§ PROMPT: Pull out every line from the listing that has the word "with".

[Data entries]
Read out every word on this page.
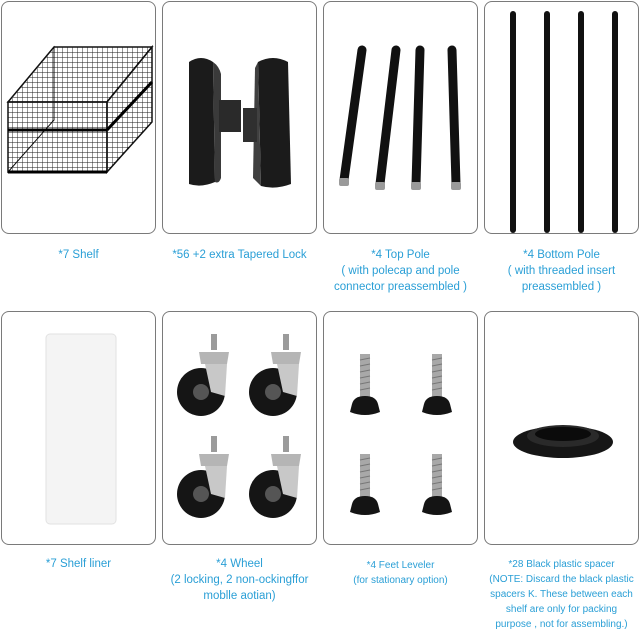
*7 Shelf	*56 +2 extra Tapered Lock	*4 Top Pole
( with polecap and pole
connector preassembled )
*4 Bottom Pole
( with threaded insert
preassembled )
*7 Shelf liner	*4 Wheel
(2 locking, 2 non-ockingffor
moblle aotian)
*4 Feet Leveler
(for stationary option)
*28 Black plastic spacer
(NOTE: Discard the black plastic
spacers K. These between each
shelf are only for packing
purpose , not for assembling.)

§ THE SOLUTION:
( with polecap and pole
( with threaded insert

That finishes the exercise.